THE PROBLEM> Locate the word "portón" in the entries below, then gather every line that holds it.

INFORMATION GIVEN>
## Start
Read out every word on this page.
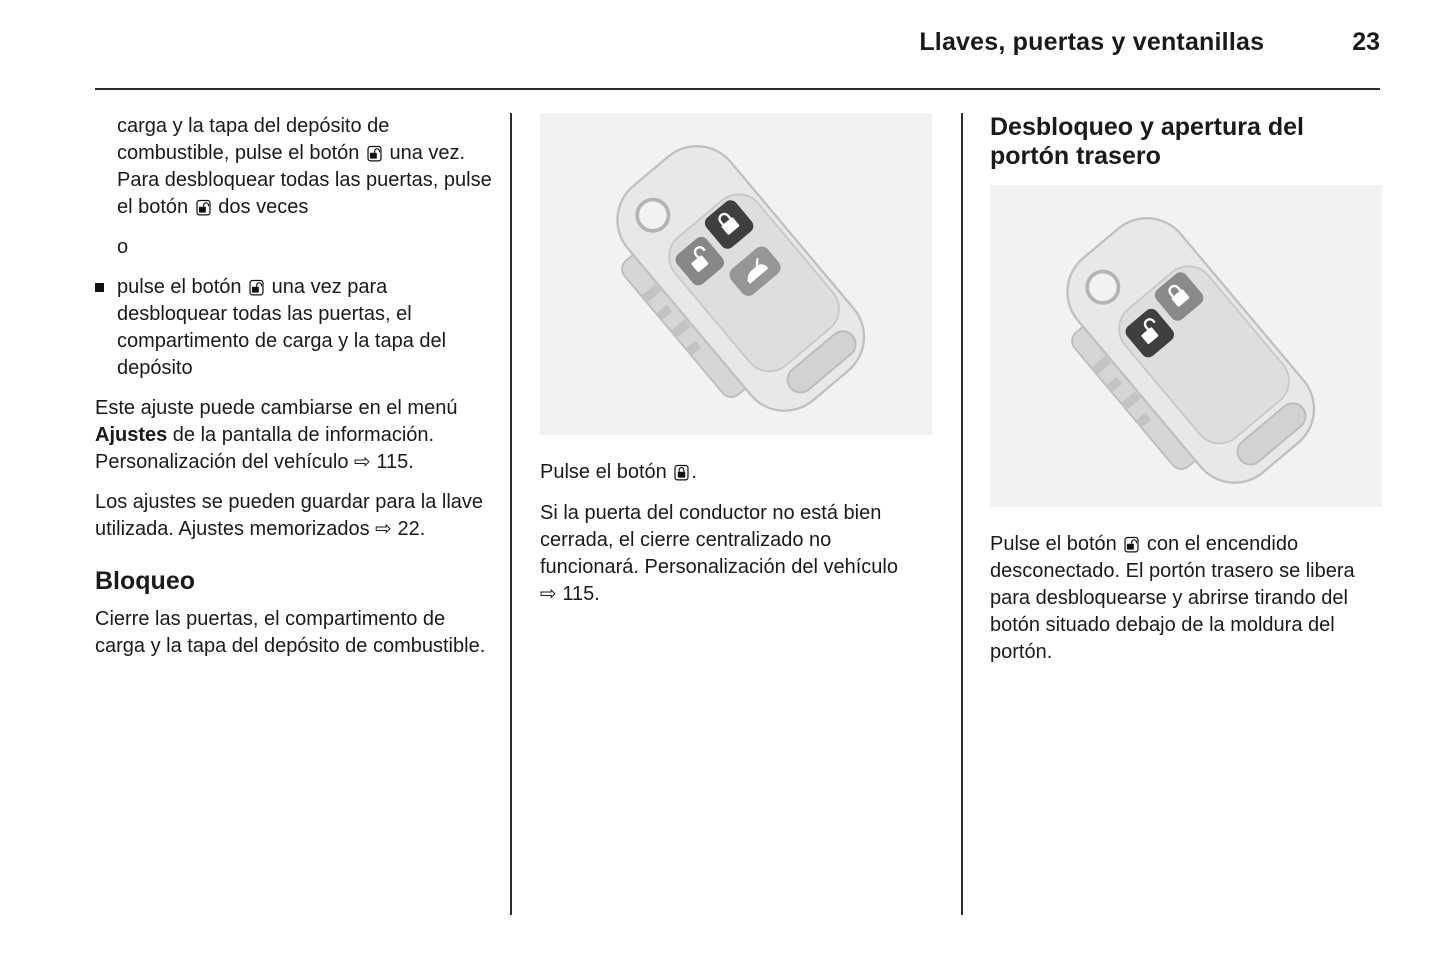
Llaves, puertas y ventanillas	23

carga y la tapa del depósito de combustible, pulse el botón
una vez. Para desbloquear todas las puertas, pulse el botón
dos veces

o

pulse el botón
una vez para desbloquear todas las puertas, el compartimento de carga y la tapa del depósito

Este ajuste puede cambiarse en el menú Ajustes de la pantalla de información. Personalización del vehículo ⇨ 115.

Los ajustes se pueden guardar para la llave utilizada. Ajustes memorizados ⇨ 22.

Bloqueo

Cierre las puertas, el compartimento de carga y la tapa del depósito de combustible.

Pulse el botón
.

Si la puerta del conductor no está bien cerrada, el cierre centralizado no funcionará. Personalización del vehículo ⇨ 115.

Desbloqueo y apertura del portón trasero

Pulse el botón
con el encendido desconectado. El portón trasero se libera para desbloquearse y abrirse tirando del botón situado debajo de la moldura del portón.
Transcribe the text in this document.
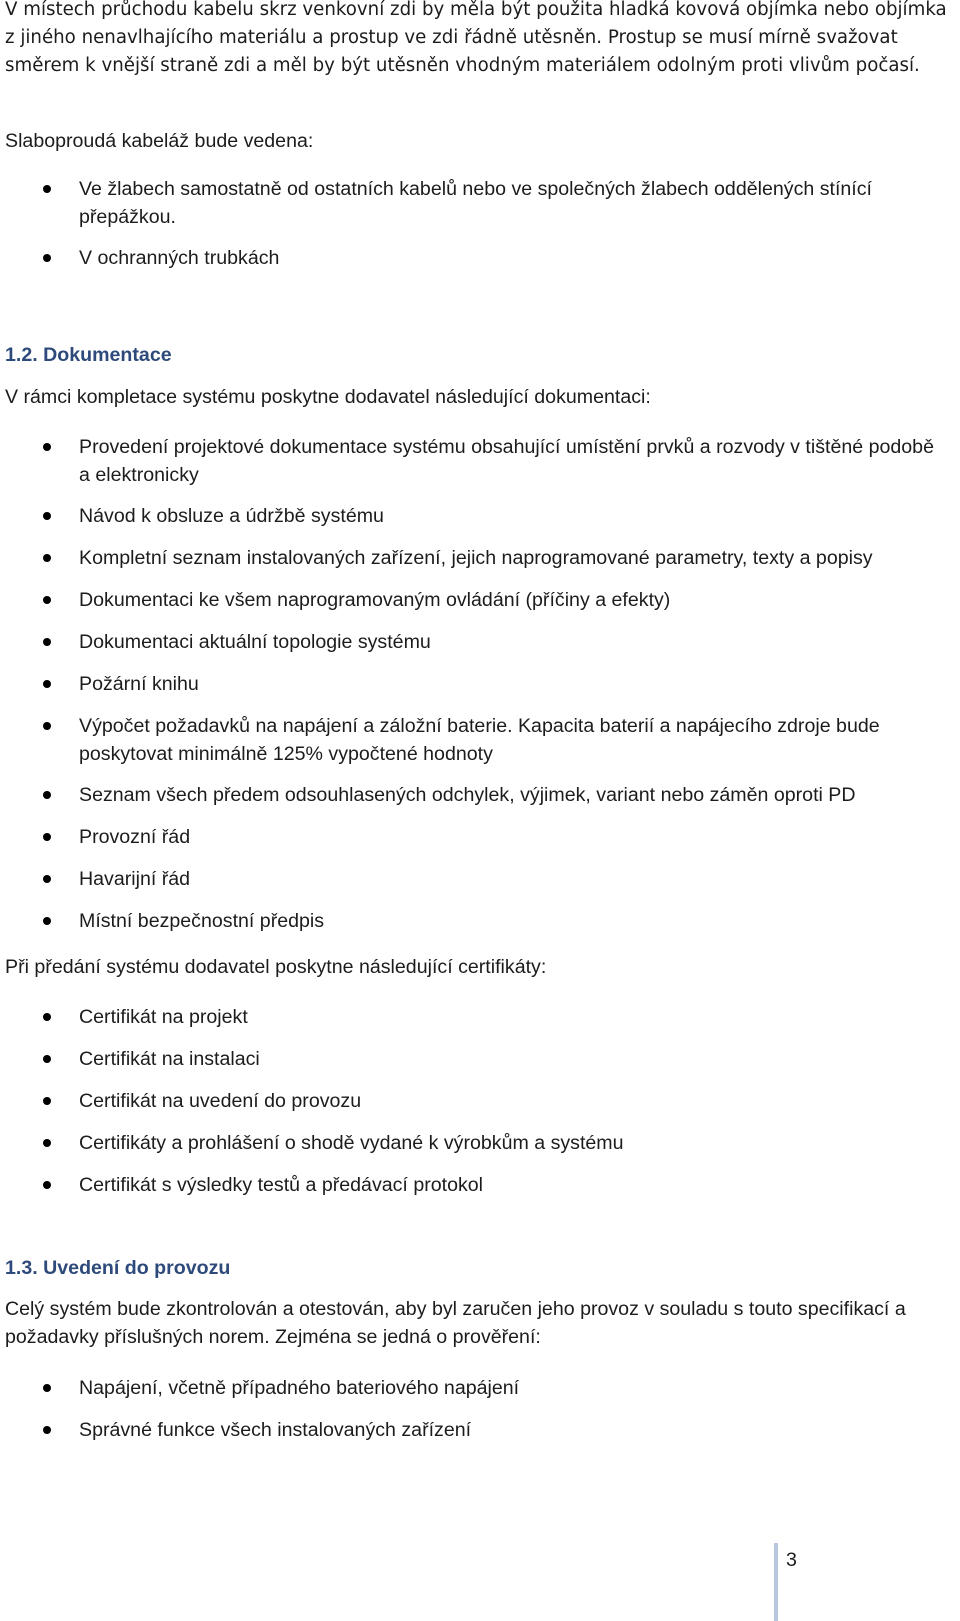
V místech průchodu kabelu skrz venkovní zdi by měla být použita hladká kovová objímka nebo objímka z jiného nenavlhajícího materiálu a prostup ve zdi řádně utěsněn. Prostup se musí mírně svažovat směrem k vnější straně zdi a měl by být utěsněn vhodným materiálem odolným proti vlivům počasí.

Slaboproudá kabeláž bude vedena:

Ve žlabech samostatně od ostatních kabelů nebo ve společných žlabech oddělených stínící přepážkou.
V ochranných trubkách

1.2. Dokumentace

V rámci kompletace systému poskytne dodavatel následující dokumentaci:

Provedení projektové dokumentace systému obsahující umístění prvků a rozvody v tištěné podobě a elektronicky
Návod k obsluze a údržbě systému
Kompletní seznam instalovaných zařízení, jejich naprogramované parametry, texty a popisy
Dokumentaci ke všem naprogramovaným ovládání (příčiny a efekty)
Dokumentaci aktuální topologie systému
Požární knihu
Výpočet požadavků na napájení a záložní baterie. Kapacita baterií a napájecího zdroje bude poskytovat minimálně 125% vypočtené hodnoty
Seznam všech předem odsouhlasených odchylek, výjimek, variant nebo záměn oproti PD
Provozní řád
Havarijní řád
Místní bezpečnostní předpis

Při předání systému dodavatel poskytne následující certifikáty:

Certifikát na projekt
Certifikát na instalaci
Certifikát na uvedení do provozu
Certifikáty a prohlášení o shodě vydané k výrobkům a systému
Certifikát s výsledky testů a předávací protokol

1.3. Uvedení do provozu

Celý systém bude zkontrolován a otestován, aby byl zaručen jeho provoz v souladu s touto specifikací a požadavky příslušných norem. Zejména se jedná o prověření:

Napájení, včetně případného bateriového napájení
Správné funkce všech instalovaných zařízení
3
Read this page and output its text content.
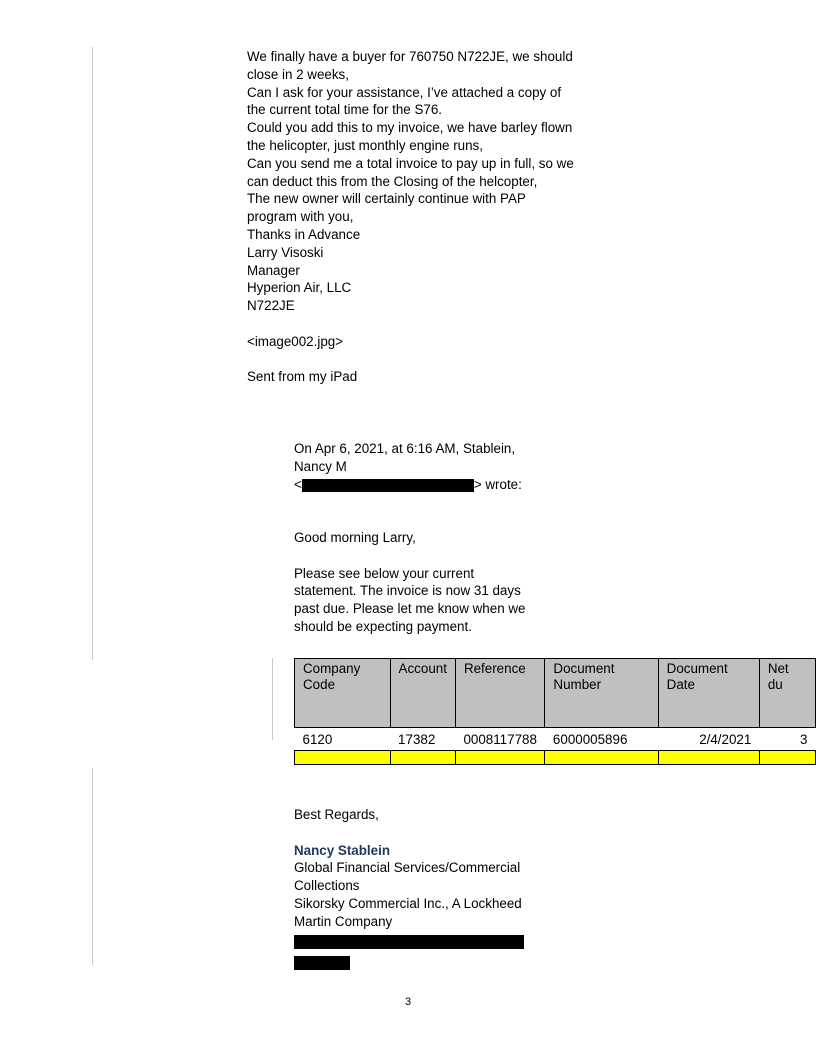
We finally have a buyer for 760750 N722JE, we should
close in 2 weeks,
Can I ask for your assistance, I’ve attached a copy of
the current total time for the S76.
Could you add this to my invoice, we have barley flown
the helicopter, just monthly engine runs,
Can you send me a total invoice to pay up in full, so we
can deduct this from the Closing of the helcopter,
The new owner will certainly continue with PAP
program with you,
Thanks in Advance
Larry Visoski
Manager
Hyperion Air, LLC
N722JE
<image002.jpg>
Sent from my iPad
On Apr 6, 2021, at 6:16 AM, Stablein,
Nancy M
<	> wrote:
Good morning Larry,
Please see below your current
statement. The invoice is now 31 days
past due. Please let me know when we
should be expecting payment.
Company Code	Account	Reference	Document Number	Document Date	Net du
6120	17382	0008117788	6000005896	2/4/2021	3

Best Regards,
Nancy Stablein
Global Financial Services/Commercial
Collections
Sikorsky Commercial Inc., A Lockheed
Martin Company
3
## End
WORKED SOLUTION>
Desbloqueo y apertura del portón trasero
con el encendido desconectado. El portón trasero se libera para desbloquearse y abrirse tirando del botón situado debajo de la moldura del portón.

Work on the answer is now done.